* Aim of the exercise *
What number of lines contain the word "который"? Reply with the number and nothing else.

* Material provided *
※
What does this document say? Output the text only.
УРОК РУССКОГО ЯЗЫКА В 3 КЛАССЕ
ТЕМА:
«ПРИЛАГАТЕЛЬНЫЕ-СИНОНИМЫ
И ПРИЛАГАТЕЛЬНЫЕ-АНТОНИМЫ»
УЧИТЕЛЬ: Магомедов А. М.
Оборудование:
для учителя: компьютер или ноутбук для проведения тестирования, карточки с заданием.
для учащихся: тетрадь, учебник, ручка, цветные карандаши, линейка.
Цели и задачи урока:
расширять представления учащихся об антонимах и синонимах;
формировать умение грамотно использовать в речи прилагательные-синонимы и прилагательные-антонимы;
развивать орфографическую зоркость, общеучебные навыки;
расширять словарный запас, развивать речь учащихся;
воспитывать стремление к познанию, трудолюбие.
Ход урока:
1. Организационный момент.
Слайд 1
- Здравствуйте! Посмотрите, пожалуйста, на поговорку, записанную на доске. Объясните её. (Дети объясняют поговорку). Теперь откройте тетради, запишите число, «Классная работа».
※
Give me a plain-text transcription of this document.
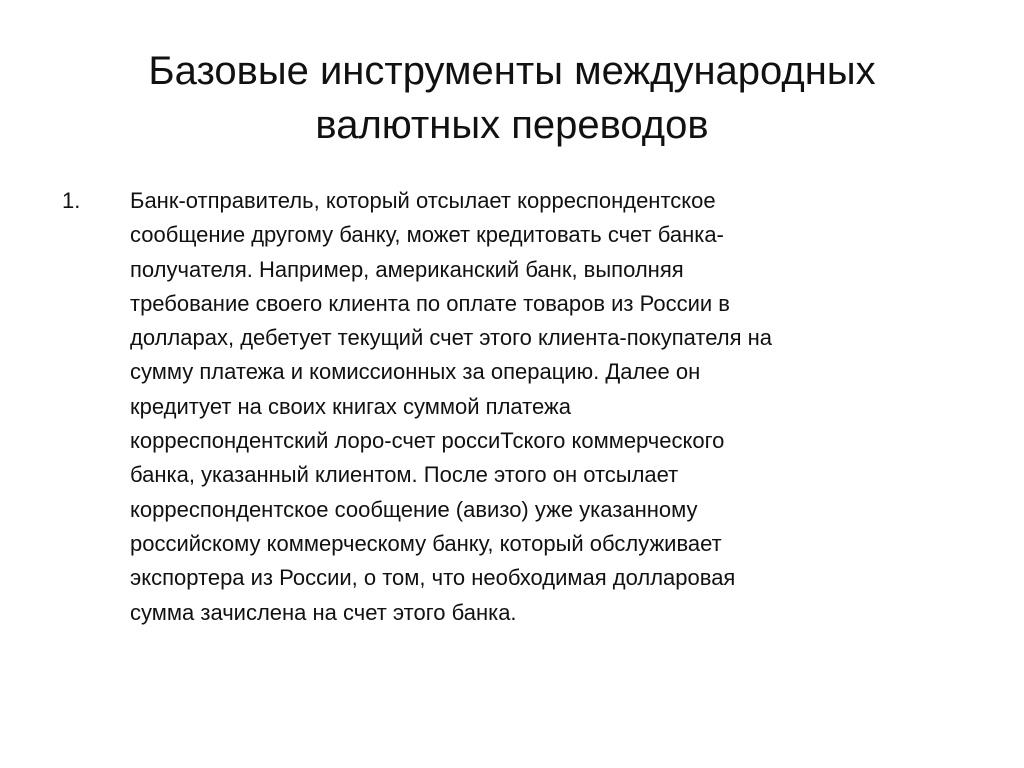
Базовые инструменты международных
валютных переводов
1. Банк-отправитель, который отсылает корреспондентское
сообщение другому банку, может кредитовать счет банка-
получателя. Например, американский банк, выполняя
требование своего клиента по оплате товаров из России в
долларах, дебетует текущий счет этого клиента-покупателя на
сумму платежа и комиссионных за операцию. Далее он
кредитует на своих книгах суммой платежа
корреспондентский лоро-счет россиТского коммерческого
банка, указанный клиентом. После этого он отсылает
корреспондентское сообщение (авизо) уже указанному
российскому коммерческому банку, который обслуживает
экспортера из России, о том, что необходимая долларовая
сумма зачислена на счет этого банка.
※
* Solution *
2